## What is needed
Can you find the lines of the listing that include "Family" and copy every one?

## Data shown
-- begin --

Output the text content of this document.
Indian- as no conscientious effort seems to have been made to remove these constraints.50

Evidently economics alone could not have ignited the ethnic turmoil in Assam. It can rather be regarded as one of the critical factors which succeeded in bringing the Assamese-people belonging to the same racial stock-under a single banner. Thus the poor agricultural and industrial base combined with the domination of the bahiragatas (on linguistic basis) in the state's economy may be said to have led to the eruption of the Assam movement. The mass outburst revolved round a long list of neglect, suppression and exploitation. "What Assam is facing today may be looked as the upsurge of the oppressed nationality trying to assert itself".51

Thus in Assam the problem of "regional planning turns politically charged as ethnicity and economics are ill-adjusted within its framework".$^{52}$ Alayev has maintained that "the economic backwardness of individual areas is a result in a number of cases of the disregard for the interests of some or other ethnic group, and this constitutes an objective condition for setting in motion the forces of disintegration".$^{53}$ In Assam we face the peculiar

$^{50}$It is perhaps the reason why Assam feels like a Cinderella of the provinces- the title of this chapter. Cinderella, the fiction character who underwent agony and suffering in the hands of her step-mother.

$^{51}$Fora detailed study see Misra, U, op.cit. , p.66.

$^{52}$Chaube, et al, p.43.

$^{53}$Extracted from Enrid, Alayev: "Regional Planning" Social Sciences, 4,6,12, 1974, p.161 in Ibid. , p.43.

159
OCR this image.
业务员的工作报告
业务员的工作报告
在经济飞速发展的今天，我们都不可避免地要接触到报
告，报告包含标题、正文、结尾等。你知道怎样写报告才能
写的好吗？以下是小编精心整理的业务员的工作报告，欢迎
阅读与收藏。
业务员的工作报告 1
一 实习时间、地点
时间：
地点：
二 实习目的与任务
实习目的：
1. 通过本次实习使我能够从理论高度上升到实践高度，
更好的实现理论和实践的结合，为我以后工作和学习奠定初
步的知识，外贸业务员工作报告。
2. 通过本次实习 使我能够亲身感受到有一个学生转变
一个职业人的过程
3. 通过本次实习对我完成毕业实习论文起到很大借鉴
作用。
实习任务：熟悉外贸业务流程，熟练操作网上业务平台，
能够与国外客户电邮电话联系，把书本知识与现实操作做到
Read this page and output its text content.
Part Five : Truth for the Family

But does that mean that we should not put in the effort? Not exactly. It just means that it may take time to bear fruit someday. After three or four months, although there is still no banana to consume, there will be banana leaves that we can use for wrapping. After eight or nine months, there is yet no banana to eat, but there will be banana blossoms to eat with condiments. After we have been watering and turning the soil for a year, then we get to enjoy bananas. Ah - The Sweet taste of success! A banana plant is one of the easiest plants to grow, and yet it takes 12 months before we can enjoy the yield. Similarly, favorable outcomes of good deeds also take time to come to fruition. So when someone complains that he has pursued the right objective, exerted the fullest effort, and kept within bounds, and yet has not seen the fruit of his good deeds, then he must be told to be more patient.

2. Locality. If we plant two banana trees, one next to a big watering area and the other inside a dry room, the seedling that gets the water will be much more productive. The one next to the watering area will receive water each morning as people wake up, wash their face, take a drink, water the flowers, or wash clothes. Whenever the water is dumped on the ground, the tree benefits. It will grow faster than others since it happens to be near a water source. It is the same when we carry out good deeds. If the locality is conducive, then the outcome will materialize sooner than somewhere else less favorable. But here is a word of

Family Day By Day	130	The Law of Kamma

-- end --

## Output for this task
Part Five : Truth for the Family
Family Day By Day	130	The Law of Kamma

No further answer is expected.